--- Start Data extract ---

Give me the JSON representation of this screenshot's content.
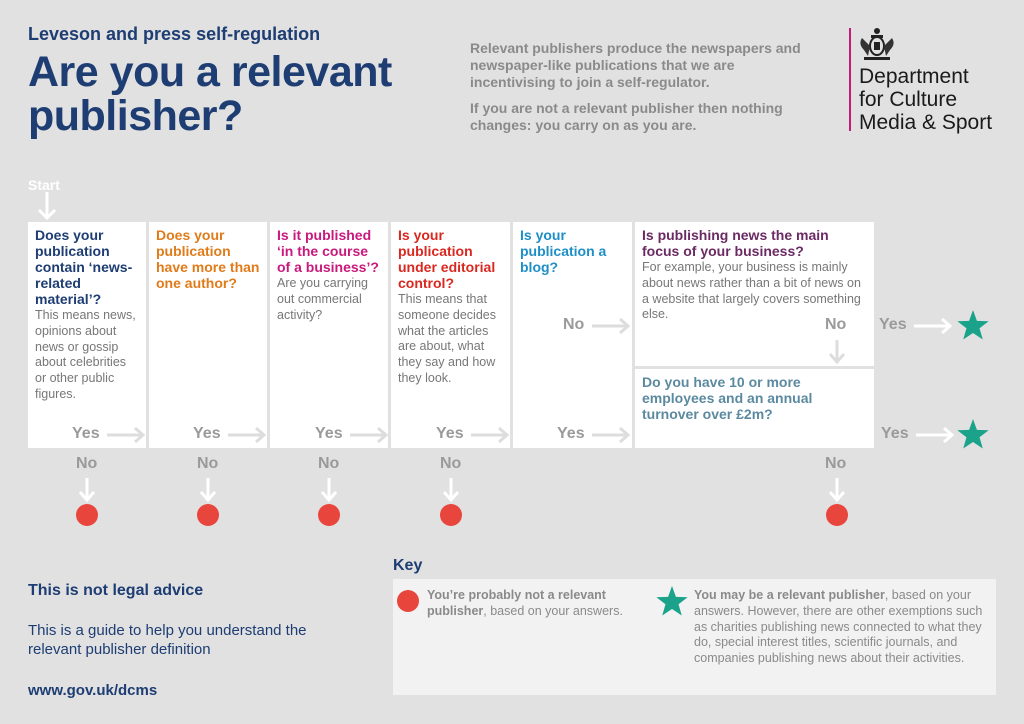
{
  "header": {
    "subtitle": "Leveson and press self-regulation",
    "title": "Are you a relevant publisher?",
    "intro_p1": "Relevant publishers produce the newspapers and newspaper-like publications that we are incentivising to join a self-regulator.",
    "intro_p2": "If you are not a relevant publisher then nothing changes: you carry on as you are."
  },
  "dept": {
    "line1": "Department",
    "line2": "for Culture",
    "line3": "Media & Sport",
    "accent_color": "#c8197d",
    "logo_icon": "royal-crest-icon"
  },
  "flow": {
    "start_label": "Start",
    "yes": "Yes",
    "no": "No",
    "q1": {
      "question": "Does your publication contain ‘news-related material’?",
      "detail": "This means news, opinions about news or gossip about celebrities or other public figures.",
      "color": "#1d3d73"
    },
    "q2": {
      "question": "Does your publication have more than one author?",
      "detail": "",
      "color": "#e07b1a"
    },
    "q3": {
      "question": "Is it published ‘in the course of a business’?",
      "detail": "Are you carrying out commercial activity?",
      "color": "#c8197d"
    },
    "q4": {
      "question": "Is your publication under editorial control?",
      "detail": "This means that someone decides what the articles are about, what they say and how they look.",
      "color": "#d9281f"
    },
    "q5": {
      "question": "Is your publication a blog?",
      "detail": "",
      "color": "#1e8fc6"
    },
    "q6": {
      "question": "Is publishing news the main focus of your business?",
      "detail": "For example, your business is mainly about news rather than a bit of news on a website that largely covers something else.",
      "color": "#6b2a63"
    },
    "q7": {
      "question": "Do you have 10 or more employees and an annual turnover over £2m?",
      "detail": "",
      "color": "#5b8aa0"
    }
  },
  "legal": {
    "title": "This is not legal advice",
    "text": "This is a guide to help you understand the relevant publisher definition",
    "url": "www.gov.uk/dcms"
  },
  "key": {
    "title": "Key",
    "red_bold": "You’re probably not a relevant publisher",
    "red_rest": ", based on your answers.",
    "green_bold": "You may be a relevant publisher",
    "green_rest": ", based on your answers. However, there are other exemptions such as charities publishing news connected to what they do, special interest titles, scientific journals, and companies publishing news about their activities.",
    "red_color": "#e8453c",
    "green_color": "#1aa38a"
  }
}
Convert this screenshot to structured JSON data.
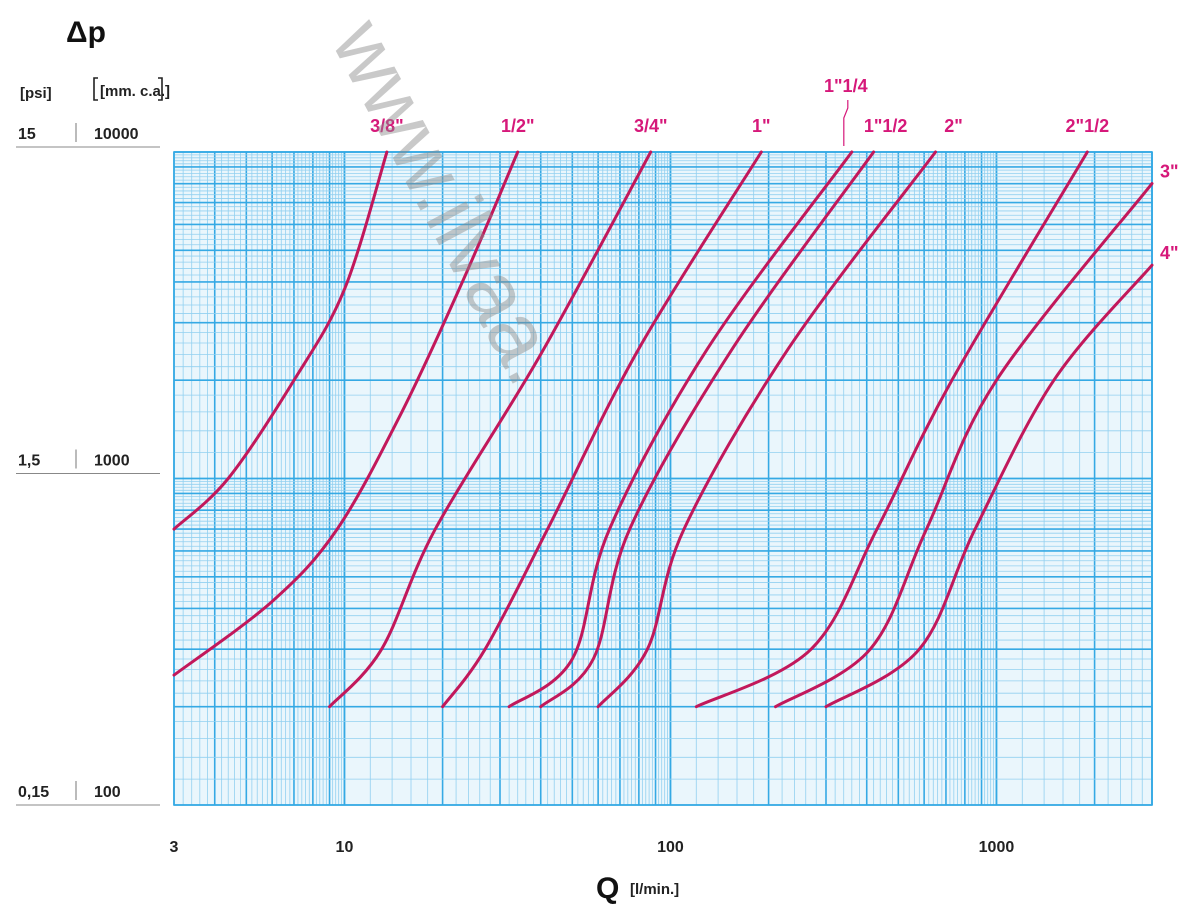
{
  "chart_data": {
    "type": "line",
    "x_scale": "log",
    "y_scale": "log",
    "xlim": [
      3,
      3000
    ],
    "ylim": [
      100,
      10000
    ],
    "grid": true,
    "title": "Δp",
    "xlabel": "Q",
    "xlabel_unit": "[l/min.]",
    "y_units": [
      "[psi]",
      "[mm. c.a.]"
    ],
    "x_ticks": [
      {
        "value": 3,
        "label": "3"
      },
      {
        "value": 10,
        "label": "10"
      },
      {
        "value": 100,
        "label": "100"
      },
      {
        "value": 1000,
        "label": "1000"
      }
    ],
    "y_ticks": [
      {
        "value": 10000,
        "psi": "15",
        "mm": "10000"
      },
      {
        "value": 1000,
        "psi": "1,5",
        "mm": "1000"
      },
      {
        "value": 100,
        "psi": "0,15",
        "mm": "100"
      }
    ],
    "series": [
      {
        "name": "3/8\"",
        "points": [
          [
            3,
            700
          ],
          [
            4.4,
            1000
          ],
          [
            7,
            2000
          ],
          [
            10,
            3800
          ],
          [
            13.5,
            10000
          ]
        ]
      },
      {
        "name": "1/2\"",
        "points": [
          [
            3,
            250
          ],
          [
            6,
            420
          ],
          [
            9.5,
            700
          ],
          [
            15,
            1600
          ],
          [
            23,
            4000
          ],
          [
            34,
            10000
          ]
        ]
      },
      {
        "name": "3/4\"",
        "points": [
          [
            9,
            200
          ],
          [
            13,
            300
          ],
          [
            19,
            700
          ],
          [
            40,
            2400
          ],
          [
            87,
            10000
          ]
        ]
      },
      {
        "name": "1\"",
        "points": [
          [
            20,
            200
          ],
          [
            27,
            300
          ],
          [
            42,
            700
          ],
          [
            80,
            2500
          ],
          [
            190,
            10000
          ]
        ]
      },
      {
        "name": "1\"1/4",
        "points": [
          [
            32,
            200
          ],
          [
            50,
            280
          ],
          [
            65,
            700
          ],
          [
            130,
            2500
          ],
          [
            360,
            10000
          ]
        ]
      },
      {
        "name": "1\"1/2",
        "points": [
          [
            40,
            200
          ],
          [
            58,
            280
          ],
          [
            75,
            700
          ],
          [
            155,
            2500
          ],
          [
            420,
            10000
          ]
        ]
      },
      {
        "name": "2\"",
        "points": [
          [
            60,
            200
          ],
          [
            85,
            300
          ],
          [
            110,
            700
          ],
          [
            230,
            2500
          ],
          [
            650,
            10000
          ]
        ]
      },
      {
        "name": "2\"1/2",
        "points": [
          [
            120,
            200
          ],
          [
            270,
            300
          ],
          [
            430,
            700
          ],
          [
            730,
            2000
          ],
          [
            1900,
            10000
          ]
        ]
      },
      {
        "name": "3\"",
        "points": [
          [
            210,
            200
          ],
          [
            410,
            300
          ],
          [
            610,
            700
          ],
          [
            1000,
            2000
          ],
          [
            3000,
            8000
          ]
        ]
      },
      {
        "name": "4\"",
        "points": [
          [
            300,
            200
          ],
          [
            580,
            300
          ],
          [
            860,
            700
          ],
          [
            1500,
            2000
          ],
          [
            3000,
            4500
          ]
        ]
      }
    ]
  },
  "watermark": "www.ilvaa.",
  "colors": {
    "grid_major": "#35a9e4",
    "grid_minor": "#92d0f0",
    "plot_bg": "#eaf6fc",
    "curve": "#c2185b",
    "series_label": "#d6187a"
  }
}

--- End Data extract ---

From the data above, write out everything exactly except the pictures.

Give me the JSON representation of this screenshot's content.
{
  "header": {
    "subtitle": "Leveson and press self-regulation",
    "title": "Are you a relevant publisher?",
    "intro_p1": "Relevant publishers produce the newspapers and newspaper-like publications that we are incentivising to join a self-regulator.",
    "intro_p2": "If you are not a relevant publisher then nothing changes: you carry on as you are."
  },
  "dept": {
    "line1": "Department",
    "line2": "for Culture",
    "line3": "Media & Sport",
    "accent_color": "#c8197d",
    "logo_icon": "royal-crest-icon"
  },
  "flow": {
    "start_label": "Start",
    "yes": "Yes",
    "no": "No",
    "q1": {
      "question": "Does your publication contain ‘news-related material’?",
      "detail": "This means news, opinions about news or gossip about celebrities or other public figures.",
      "color": "#1d3d73"
    },
    "q2": {
      "question": "Does your publication have more than one author?",
      "detail": "",
      "color": "#e07b1a"
    },
    "q3": {
      "question": "Is it published ‘in the course of a business’?",
      "detail": "Are you carrying out commercial activity?",
      "color": "#c8197d"
    },
    "q4": {
      "question": "Is your publication under editorial control?",
      "detail": "This means that someone decides what the articles are about, what they say and how they look.",
      "color": "#d9281f"
    },
    "q5": {
      "question": "Is your publication a blog?",
      "detail": "",
      "color": "#1e8fc6"
    },
    "q6": {
      "question": "Is publishing news the main focus of your business?",
      "detail": "For example, your business is mainly about news rather than a bit of news on a website that largely covers something else.",
      "color": "#6b2a63"
    },
    "q7": {
      "question": "Do you have 10 or more employees and an annual turnover over £2m?",
      "detail": "",
      "color": "#5b8aa0"
    }
  },
  "legal": {
    "title": "This is not legal advice",
    "text": "This is a guide to help you understand the relevant publisher definition",
    "url": "www.gov.uk/dcms"
  },
  "key": {
    "title": "Key",
    "red_bold": "You’re probably not a relevant publisher",
    "red_rest": ", based on your answers.",
    "green_bold": "You may be a relevant publisher",
    "green_rest": ", based on your answers. However, there are other exemptions such as charities publishing news connected to what they do, special interest titles, scientific journals, and companies publishing news about their activities.",
    "red_color": "#e8453c",
    "green_color": "#1aa38a"
  }
}
Convert this screenshot to structured JSON data.
{
  "chart_data": {
    "type": "line",
    "x_scale": "log",
    "y_scale": "log",
    "xlim": [
      3,
      3000
    ],
    "ylim": [
      100,
      10000
    ],
    "grid": true,
    "title": "Δp",
    "xlabel": "Q",
    "xlabel_unit": "[l/min.]",
    "y_units": [
      "[psi]",
      "[mm. c.a.]"
    ],
    "x_ticks": [
      {
        "value": 3,
        "label": "3"
      },
      {
        "value": 10,
        "label": "10"
      },
      {
        "value": 100,
        "label": "100"
      },
      {
        "value": 1000,
        "label": "1000"
      }
    ],
    "y_ticks": [
      {
        "value": 10000,
        "psi": "15",
        "mm": "10000"
      },
      {
        "value": 1000,
        "psi": "1,5",
        "mm": "1000"
      },
      {
        "value": 100,
        "psi": "0,15",
        "mm": "100"
      }
    ],
    "series": [
      {
        "name": "3/8\"",
        "points": [
          [
            3,
            700
          ],
          [
            4.4,
            1000
          ],
          [
            7,
            2000
          ],
          [
            10,
            3800
          ],
          [
            13.5,
            10000
          ]
        ]
      },
      {
        "name": "1/2\"",
        "points": [
          [
            3,
            250
          ],
          [
            6,
            420
          ],
          [
            9.5,
            700
          ],
          [
            15,
            1600
          ],
          [
            23,
            4000
          ],
          [
            34,
            10000
          ]
        ]
      },
      {
        "name": "3/4\"",
        "points": [
          [
            9,
            200
          ],
          [
            13,
            300
          ],
          [
            19,
            700
          ],
          [
            40,
            2400
          ],
          [
            87,
            10000
          ]
        ]
      },
      {
        "name": "1\"",
        "points": [
          [
            20,
            200
          ],
          [
            27,
            300
          ],
          [
            42,
            700
          ],
          [
            80,
            2500
          ],
          [
            190,
            10000
          ]
        ]
      },
      {
        "name": "1\"1/4",
        "points": [
          [
            32,
            200
          ],
          [
            50,
            280
          ],
          [
            65,
            700
          ],
          [
            130,
            2500
          ],
          [
            360,
            10000
          ]
        ]
      },
      {
        "name": "1\"1/2",
        "points": [
          [
            40,
            200
          ],
          [
            58,
            280
          ],
          [
            75,
            700
          ],
          [
            155,
            2500
          ],
          [
            420,
            10000
          ]
        ]
      },
      {
        "name": "2\"",
        "points": [
          [
            60,
            200
          ],
          [
            85,
            300
          ],
          [
            110,
            700
          ],
          [
            230,
            2500
          ],
          [
            650,
            10000
          ]
        ]
      },
      {
        "name": "2\"1/2",
        "points": [
          [
            120,
            200
          ],
          [
            270,
            300
          ],
          [
            430,
            700
          ],
          [
            730,
            2000
          ],
          [
            1900,
            10000
          ]
        ]
      },
      {
        "name": "3\"",
        "points": [
          [
            210,
            200
          ],
          [
            410,
            300
          ],
          [
            610,
            700
          ],
          [
            1000,
            2000
          ],
          [
            3000,
            8000
          ]
        ]
      },
      {
        "name": "4\"",
        "points": [
          [
            300,
            200
          ],
          [
            580,
            300
          ],
          [
            860,
            700
          ],
          [
            1500,
            2000
          ],
          [
            3000,
            4500
          ]
        ]
      }
    ]
  },
  "watermark": "www.ilvaa.",
  "colors": {
    "grid_major": "#35a9e4",
    "grid_minor": "#92d0f0",
    "plot_bg": "#eaf6fc",
    "curve": "#c2185b",
    "series_label": "#d6187a"
  }
}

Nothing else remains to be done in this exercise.